### TO DO
[A] Reproduce the passage on healthcare price transparency word for word, the stretch from "Others starting to" through "and health plans.".
[B] Do these statements agree with the passage on healthcare price transparency? Answer yes or no for each, quoting the words of the passage that decide it. (i) Aetna's Payment Estimator offers comparative price estimates for more than 500 common services. (ii) The Congressional Research Services study found that early price transparency initiatives changed consumer behavior. (iii) Castlight Health and Change Healthcare make their tools available only to consumers.
[C] According to the passage on healthcare price transparency, how does Change Healthcare reach out to consumers?

### EXTRACT TO READ
As we all know, the price for healthcare services is often not really the price, with Medicare and Medicaid paying fixed rates and commercial payors primarily paying case rates, per diems, or using a fee schedule. There is often little or no correlation between providers' charges and the amount that ultimately gets paid. Couple this with insurance covering most of the bill, and it's easy to understand why there was no real push for transparency in the past. But it now seems that we have hit a tipping point, as patients have become responsible for a far greater portion of their healthcare costs.

Consumer groups and employers argue that if consumers were armed with price and quality information, they would make decisions similar to the decisions they make for other goods and services. This, in turn, would create more competition among providers, resulting in better quality and lower cost.

An interesting Congressional Research Services study was done on whether consumers would use price information to make better health spending decisions. However, the study found that early price transparency initiatives did not lead to changes in consumer behavior. Speculation is that this may be due to patients still having the bulk of services costs covered by health insurance – and a perception that lower cost means lower quality.

That being said, there are numerous transparency initiatives continuing to gain momentum. Payors are getting involved and beginning to help consumers by providing price information to their members. Aetna does so through its member Payment Estimator, which provides comparative price estimates for more than 500 common services, taking into account users' specific plan types and deductibles.

Others starting to do the same include Blue Cross and Blue Shield plans and UnitedHealthcare. In United's case, its program also allows members to see whether their physician has met quality and efficiency standards.

As would be expected, where a need is projected, private firms have entered the price transparency marketplace too. Castlight Health and Change Healthcare, both founded within the past five years, use proprietary software to analyze claims data to estimate the costs of common medical procedures. Their reports also include quality data on providers, enabling users to take into account both cost and quality. These tools are not only available to consumers, but the companies sell them to self-insured companies and health plans.

In the case of Change Healthcare, they are proactively reaching out to consumers through texts and emails on how they can save on prescription drugs and other healthcare services.

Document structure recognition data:
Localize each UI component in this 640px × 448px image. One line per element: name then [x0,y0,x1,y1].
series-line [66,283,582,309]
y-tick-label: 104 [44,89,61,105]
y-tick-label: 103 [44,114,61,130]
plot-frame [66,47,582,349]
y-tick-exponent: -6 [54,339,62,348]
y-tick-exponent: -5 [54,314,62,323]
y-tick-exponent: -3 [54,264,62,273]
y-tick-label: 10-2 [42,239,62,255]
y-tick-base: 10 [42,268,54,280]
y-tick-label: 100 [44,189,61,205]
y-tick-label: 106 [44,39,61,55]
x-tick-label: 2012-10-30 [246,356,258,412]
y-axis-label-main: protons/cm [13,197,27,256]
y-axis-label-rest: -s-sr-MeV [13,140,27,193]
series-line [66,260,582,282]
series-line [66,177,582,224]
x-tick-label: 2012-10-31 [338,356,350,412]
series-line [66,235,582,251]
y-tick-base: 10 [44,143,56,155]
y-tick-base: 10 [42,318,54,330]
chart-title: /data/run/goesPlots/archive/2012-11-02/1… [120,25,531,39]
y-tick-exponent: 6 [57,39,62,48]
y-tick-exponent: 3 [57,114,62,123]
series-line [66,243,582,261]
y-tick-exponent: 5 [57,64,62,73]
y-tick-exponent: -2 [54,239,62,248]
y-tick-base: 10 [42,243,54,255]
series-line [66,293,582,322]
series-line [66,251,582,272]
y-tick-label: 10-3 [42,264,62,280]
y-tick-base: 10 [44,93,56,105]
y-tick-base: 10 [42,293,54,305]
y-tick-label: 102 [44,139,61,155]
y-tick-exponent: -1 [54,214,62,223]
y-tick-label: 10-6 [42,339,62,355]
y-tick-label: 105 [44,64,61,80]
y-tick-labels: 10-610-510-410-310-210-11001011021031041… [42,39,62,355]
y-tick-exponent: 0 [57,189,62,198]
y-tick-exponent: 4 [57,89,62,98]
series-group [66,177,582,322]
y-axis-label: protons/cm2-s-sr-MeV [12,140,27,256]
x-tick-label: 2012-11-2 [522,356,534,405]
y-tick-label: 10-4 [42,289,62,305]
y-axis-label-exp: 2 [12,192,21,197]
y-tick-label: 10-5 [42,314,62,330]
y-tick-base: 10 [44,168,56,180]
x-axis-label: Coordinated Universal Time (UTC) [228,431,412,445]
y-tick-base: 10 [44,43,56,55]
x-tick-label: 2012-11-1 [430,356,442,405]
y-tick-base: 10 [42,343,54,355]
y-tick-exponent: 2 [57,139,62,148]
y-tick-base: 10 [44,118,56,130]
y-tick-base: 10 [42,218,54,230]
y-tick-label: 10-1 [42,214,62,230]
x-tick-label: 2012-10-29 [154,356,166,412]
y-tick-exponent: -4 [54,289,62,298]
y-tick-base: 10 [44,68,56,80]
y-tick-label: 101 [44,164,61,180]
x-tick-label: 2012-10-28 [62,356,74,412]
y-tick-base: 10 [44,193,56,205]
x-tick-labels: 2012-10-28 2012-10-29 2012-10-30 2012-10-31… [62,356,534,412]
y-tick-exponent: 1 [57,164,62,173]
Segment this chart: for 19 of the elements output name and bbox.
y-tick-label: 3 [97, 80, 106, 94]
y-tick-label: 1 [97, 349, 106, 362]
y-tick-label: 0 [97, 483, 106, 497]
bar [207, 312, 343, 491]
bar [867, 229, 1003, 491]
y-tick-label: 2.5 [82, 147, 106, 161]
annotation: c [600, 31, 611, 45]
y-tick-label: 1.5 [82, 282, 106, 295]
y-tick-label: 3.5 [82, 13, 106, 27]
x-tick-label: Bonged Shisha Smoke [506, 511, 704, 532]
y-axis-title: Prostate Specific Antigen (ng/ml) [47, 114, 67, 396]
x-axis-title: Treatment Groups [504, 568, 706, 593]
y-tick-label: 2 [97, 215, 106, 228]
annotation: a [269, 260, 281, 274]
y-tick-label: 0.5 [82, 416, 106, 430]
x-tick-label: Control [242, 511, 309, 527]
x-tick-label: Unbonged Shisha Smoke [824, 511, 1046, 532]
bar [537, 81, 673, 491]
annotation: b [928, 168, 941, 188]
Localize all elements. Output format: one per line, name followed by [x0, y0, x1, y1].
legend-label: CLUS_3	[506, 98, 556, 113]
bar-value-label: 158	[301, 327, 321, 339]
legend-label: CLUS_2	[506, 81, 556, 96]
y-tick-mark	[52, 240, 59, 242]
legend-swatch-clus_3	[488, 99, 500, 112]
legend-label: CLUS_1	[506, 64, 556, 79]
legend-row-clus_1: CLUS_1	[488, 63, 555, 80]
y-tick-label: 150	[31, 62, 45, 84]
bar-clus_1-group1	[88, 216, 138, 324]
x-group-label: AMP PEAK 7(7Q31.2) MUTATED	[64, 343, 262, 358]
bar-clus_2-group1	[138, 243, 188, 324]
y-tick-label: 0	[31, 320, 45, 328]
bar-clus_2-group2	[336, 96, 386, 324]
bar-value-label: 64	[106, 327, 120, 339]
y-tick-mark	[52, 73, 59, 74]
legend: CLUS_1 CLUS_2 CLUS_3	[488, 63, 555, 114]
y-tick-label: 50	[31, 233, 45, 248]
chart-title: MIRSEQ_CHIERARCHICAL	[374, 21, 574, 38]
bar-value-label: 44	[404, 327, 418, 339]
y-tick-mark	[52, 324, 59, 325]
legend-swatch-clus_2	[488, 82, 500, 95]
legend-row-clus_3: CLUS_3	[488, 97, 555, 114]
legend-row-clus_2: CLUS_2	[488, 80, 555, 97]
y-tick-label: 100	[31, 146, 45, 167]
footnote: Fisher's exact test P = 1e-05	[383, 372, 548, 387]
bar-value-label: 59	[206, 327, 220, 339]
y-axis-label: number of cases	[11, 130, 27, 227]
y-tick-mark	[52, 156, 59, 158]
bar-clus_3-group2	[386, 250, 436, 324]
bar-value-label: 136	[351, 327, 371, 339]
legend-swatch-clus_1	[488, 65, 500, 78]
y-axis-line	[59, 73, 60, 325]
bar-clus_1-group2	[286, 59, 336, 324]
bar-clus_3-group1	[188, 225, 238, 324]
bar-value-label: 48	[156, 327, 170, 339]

### ANSWERS TO EACH TASK
[A]
Others starting to do the same include Blue Cross and Blue Shield plans and UnitedHealthcare. In United's case, its program also allows members to see whether their physician has met quality and efficiency standards.

As would be expected, where a need is projected, private firms have entered the price transparency marketplace too. Castlight Health and Change Healthcare, both founded within the past five years, use proprietary software to analyze claims data to estimate the costs of common medical procedures. Their reports also include quality data on providers, enabling users to take into account both cost and quality. These tools are not only available to consumers, but the companies sell them to self-insured companies and health plans.

[B]
(i) Yes: "provides comparative price estimates for more than 500 common services"
(ii) No: "early price transparency initiatives did not lead to changes in consumer behavior"
(iii) No: "These tools are not only available to consumers, but the companies sell them to self-insured companies and health plans."

[C] Through texts and emails on how they can save on prescription drugs and other healthcare services.